The task: Check every line below for the word "this" and show those that hold it.

## Begin Record set

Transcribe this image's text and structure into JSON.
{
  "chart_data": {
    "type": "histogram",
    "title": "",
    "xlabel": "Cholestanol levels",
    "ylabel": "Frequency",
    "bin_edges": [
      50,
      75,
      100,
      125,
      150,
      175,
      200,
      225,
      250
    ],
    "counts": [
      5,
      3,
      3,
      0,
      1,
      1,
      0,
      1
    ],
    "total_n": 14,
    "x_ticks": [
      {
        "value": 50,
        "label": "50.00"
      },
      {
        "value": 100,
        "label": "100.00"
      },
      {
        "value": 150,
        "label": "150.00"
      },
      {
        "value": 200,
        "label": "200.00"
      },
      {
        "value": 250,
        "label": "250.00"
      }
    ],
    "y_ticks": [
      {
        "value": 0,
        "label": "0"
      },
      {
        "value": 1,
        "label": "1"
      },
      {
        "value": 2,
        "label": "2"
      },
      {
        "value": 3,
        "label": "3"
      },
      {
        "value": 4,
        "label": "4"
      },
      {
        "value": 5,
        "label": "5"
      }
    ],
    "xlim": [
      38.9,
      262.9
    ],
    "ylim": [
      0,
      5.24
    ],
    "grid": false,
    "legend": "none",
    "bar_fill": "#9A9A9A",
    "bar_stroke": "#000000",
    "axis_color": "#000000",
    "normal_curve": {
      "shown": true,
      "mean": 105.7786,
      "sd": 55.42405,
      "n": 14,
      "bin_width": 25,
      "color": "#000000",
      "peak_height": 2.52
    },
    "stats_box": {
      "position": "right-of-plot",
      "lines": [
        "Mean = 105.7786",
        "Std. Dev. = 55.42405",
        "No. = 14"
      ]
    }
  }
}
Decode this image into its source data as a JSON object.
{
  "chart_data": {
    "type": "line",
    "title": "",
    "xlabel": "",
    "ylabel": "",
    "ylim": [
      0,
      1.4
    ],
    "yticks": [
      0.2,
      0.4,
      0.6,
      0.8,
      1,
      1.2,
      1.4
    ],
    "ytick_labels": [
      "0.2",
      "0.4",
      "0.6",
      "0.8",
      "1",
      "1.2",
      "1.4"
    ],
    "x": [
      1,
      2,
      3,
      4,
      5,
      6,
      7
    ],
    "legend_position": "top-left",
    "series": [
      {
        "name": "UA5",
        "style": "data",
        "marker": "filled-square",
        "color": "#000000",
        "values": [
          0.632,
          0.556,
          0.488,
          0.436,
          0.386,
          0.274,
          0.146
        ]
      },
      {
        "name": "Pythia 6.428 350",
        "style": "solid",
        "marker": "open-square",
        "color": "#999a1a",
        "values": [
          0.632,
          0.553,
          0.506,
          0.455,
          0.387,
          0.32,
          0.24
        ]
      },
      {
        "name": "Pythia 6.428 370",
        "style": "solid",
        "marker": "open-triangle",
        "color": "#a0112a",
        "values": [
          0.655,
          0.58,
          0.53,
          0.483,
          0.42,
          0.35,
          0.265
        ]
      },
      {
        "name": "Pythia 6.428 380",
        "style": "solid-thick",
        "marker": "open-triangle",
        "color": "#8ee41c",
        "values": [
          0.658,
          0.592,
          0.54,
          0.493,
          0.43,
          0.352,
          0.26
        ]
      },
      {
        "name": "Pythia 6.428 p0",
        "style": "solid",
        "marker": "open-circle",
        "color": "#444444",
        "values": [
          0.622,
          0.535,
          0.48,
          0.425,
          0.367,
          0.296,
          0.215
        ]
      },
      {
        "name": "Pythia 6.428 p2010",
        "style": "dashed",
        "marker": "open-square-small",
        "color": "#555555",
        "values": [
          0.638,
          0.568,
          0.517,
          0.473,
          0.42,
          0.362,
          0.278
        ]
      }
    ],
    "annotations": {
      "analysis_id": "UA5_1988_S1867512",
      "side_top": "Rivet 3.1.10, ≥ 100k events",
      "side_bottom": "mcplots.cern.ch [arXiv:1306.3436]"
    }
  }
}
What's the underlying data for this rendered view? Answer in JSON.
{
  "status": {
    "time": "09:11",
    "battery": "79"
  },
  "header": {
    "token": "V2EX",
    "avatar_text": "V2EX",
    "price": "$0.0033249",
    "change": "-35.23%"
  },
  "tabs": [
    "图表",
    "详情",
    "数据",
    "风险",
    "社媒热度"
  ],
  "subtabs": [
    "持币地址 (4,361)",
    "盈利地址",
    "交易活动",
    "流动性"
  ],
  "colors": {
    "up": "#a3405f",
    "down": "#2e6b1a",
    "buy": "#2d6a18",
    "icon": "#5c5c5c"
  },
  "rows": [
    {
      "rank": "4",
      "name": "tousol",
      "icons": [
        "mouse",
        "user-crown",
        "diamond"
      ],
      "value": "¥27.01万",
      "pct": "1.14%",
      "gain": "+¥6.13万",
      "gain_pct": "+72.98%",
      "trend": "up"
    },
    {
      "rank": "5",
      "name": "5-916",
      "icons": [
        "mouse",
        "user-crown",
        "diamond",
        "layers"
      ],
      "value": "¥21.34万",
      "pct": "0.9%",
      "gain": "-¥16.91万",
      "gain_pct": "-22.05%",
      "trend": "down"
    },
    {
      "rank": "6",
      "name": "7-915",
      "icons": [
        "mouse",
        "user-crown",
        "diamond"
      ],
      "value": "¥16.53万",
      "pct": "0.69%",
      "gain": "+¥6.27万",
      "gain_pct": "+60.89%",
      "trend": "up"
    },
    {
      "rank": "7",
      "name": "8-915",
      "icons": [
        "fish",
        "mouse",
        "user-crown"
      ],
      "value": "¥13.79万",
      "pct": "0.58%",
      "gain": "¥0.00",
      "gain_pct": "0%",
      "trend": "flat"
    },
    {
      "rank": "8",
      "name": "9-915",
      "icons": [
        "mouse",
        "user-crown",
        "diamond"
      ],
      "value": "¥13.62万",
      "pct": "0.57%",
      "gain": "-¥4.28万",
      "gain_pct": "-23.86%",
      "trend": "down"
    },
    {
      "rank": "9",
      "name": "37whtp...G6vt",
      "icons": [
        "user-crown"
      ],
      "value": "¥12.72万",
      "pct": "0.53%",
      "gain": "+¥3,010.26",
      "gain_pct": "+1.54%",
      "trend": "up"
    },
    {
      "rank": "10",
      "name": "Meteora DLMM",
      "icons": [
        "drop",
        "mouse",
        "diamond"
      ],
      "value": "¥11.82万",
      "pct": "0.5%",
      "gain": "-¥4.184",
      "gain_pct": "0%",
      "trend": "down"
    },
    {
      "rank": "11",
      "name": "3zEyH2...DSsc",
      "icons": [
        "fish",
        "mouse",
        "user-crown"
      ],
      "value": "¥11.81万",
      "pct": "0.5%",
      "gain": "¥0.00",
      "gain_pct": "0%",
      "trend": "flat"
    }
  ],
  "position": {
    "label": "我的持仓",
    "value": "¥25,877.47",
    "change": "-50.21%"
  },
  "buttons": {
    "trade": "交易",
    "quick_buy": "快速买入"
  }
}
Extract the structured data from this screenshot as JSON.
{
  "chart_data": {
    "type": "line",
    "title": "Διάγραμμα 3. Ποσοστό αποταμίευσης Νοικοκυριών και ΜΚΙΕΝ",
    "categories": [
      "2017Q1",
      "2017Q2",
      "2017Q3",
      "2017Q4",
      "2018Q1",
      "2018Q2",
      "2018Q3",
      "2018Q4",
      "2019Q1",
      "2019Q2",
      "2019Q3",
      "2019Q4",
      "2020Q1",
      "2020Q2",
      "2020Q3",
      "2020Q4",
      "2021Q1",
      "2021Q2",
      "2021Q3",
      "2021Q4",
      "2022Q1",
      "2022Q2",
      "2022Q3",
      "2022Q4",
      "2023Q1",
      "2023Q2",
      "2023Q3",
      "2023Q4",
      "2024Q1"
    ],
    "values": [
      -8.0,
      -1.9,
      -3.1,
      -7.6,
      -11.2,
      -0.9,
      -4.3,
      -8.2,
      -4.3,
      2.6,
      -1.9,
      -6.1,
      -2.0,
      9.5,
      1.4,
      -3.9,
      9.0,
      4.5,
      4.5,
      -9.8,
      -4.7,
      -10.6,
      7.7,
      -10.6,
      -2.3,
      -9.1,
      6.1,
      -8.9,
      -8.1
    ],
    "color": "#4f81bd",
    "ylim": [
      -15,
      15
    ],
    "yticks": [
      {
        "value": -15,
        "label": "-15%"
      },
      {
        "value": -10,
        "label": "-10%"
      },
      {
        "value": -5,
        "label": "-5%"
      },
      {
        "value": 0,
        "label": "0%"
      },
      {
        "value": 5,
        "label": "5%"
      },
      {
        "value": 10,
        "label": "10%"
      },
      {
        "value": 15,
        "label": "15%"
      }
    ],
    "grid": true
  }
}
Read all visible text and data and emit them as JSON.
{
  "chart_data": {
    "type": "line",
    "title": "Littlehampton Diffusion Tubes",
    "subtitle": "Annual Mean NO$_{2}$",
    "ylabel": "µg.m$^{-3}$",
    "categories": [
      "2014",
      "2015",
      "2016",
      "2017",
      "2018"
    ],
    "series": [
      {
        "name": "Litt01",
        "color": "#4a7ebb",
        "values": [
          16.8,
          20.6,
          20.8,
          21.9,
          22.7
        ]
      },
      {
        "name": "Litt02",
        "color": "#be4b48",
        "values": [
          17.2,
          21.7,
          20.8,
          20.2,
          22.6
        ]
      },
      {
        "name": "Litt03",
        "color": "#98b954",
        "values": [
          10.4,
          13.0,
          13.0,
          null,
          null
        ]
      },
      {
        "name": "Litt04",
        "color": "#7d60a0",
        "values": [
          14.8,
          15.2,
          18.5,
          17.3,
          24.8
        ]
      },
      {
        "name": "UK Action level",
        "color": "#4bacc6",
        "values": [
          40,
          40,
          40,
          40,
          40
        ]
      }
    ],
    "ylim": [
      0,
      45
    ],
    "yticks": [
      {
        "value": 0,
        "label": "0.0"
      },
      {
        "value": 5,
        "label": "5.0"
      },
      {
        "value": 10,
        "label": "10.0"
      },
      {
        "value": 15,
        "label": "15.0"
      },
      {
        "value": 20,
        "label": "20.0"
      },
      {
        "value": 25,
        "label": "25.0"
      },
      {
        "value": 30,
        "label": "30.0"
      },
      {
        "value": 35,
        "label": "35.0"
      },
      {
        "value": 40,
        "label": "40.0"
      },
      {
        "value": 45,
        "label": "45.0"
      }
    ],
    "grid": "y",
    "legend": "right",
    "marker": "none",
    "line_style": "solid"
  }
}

## End Record set

Full response:
Transcribe this image's text and structure into JSON.
Decode this image into its source data as a JSON object.
What's the underlying data for this rendered view? Answer in JSON.
Extract the structured data from this screenshot as JSON.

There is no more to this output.